• Exercise goal
Pull out each line in the entries below that contains the string "title".

• Rows
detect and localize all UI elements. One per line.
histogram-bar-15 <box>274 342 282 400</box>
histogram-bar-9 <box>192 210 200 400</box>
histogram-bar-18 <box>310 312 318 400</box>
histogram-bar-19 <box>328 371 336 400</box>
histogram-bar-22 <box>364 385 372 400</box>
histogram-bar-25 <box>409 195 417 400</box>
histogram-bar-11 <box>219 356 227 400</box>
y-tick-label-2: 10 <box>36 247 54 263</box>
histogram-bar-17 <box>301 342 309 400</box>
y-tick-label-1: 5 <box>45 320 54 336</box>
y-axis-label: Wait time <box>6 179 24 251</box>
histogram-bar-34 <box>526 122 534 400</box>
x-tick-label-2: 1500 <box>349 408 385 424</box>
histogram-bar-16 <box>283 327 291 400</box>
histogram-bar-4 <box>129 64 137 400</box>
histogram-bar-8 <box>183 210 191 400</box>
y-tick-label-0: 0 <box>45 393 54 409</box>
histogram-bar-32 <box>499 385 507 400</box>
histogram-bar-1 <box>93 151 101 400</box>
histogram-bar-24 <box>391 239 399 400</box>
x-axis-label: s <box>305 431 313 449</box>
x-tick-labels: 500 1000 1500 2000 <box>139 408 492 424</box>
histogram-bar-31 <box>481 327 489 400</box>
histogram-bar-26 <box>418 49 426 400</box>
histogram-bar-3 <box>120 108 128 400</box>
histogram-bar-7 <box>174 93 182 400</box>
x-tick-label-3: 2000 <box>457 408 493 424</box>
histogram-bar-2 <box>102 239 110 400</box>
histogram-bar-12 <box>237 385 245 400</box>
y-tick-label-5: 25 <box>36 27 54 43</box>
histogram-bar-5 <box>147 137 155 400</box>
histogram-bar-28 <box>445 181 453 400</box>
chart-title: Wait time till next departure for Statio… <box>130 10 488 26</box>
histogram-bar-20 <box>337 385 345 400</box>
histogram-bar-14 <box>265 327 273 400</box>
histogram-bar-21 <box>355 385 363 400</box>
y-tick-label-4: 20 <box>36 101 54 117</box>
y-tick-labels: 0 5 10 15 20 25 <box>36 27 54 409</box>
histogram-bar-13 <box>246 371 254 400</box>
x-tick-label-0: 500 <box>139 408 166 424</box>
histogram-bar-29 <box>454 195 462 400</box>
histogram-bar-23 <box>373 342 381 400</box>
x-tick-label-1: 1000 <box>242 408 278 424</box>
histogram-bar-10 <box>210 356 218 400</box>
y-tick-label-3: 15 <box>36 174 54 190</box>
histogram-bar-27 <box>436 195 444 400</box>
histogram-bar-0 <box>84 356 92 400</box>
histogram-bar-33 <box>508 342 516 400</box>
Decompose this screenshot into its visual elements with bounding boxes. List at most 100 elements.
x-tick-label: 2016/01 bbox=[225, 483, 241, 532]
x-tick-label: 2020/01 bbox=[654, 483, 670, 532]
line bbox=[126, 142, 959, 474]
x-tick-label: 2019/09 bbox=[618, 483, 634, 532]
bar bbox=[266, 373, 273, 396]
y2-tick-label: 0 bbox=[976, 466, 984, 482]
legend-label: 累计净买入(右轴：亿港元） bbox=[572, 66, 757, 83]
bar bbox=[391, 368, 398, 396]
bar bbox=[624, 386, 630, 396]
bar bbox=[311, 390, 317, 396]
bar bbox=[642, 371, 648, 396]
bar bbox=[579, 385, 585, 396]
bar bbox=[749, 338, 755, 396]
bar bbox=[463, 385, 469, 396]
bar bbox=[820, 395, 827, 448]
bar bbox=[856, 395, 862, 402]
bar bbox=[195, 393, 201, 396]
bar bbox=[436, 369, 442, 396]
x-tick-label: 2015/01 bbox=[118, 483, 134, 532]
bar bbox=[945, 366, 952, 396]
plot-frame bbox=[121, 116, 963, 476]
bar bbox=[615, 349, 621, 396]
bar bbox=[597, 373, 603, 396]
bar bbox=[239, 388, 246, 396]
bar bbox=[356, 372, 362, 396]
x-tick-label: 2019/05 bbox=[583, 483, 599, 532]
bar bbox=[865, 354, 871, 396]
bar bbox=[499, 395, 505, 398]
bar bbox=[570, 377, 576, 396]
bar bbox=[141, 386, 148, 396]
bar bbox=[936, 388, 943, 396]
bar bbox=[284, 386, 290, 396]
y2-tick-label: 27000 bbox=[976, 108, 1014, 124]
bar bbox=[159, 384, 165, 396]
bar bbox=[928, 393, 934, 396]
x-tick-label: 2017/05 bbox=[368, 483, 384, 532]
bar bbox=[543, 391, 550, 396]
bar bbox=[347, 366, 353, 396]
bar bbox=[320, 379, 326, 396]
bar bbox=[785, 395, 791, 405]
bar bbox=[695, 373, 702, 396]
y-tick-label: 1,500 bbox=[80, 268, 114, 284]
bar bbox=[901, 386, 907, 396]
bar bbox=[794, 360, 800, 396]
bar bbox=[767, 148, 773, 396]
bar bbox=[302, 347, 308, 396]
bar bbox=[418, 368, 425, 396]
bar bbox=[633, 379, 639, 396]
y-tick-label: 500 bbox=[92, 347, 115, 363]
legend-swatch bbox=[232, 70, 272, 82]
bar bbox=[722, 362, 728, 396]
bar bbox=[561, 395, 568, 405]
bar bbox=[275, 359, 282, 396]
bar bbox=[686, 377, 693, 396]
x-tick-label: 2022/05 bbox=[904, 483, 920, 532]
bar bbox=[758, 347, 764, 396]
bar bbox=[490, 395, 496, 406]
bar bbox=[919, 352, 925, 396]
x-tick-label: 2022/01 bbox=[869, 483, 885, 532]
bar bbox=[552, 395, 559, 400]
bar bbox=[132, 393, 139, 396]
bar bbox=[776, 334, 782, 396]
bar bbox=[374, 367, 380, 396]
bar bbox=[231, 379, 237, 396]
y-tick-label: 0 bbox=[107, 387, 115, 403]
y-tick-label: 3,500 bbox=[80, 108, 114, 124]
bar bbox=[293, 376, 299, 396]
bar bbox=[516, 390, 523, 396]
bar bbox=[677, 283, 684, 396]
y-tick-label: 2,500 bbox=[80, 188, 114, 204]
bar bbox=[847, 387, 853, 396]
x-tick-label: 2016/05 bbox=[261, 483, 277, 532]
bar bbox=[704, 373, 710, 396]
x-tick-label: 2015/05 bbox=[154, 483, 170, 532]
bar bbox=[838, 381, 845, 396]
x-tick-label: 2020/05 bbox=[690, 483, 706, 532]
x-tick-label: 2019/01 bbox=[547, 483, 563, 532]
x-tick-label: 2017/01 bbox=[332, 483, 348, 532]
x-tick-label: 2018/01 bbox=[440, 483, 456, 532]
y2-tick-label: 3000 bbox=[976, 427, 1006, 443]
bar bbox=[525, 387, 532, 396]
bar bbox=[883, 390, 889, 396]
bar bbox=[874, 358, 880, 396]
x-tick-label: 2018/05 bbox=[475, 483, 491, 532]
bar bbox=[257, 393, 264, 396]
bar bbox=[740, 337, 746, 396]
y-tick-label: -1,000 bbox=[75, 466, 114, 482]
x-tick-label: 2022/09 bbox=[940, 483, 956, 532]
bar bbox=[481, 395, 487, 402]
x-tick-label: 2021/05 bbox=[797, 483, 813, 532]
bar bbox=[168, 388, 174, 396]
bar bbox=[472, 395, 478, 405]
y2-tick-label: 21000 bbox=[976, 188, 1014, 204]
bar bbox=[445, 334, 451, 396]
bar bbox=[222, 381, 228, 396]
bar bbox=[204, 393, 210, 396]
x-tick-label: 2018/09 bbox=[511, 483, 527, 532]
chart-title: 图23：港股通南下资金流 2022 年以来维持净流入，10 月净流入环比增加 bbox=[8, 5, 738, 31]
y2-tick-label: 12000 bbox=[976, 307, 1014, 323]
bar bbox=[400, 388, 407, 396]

• The output
chart-title: Wait time till next departure for Statio… <box>130 10 488 26</box>
chart-title: 图23：港股通南下资金流 2022 年以来维持净流入，10 月净流入环比增加 bbox=[8, 5, 738, 31]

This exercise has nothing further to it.